### Challenge:
Isolate every line in the data with the string "фильтрующего" and copy it.
◆ ◆ ◆
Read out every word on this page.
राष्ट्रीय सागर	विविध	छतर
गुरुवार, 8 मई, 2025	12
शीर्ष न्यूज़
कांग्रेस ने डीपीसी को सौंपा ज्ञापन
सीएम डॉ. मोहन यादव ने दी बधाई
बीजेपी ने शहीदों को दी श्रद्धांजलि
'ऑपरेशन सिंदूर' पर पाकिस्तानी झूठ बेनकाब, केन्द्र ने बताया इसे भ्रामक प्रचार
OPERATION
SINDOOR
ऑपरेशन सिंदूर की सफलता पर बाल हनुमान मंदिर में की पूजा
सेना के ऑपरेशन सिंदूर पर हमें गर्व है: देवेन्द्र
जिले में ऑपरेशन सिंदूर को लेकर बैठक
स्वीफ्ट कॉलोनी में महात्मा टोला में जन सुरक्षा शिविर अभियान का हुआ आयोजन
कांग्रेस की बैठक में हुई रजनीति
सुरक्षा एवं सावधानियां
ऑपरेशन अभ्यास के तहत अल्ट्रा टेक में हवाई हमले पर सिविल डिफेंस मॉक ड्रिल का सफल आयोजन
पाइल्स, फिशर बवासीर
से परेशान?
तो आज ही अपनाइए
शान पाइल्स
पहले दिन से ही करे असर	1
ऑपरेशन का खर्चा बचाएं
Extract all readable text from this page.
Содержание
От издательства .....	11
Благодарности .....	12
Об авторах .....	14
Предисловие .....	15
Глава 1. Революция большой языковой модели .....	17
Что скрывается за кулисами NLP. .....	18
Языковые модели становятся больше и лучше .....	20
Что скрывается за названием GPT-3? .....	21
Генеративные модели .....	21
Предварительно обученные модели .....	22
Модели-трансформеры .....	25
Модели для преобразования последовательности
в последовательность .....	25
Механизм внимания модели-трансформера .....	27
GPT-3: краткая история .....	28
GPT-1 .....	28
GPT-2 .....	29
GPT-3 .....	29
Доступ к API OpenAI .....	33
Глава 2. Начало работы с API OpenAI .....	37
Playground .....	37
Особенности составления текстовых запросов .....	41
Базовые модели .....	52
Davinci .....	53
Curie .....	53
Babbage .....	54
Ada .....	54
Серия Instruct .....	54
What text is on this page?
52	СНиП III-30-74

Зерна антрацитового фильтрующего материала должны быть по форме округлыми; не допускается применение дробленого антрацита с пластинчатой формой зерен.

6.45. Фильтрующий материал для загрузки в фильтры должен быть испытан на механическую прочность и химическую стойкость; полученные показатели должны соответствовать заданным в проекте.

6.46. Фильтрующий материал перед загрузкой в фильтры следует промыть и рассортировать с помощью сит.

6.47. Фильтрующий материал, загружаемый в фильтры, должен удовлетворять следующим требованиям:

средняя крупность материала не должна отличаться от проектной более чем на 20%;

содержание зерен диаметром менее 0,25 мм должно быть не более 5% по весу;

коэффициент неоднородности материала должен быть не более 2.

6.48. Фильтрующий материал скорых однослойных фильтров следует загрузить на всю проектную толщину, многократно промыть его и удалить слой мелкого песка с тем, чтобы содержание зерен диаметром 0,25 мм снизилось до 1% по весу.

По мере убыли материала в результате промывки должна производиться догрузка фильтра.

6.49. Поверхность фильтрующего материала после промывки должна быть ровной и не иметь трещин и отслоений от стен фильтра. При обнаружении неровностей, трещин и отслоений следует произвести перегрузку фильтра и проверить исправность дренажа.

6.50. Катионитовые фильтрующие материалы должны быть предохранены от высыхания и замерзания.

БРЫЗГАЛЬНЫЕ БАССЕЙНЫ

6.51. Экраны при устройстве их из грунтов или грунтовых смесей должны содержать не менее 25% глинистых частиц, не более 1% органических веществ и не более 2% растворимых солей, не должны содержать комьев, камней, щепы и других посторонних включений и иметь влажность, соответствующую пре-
◆ ◆ ◆
### Expected answer:
Зерна антрацитового фильтрующего материала должны быть по форме округлыми; не допускается применение дробленого антрацита с пластинчатой формой зерен.
6.49. Поверхность фильтрующего материала после промывки должна быть ровной и не иметь трещин и отслоений от стен фильтра. При обнаружении неровностей, трещин и отслоений следует произвести перегрузку фильтра и проверить исправность дренажа.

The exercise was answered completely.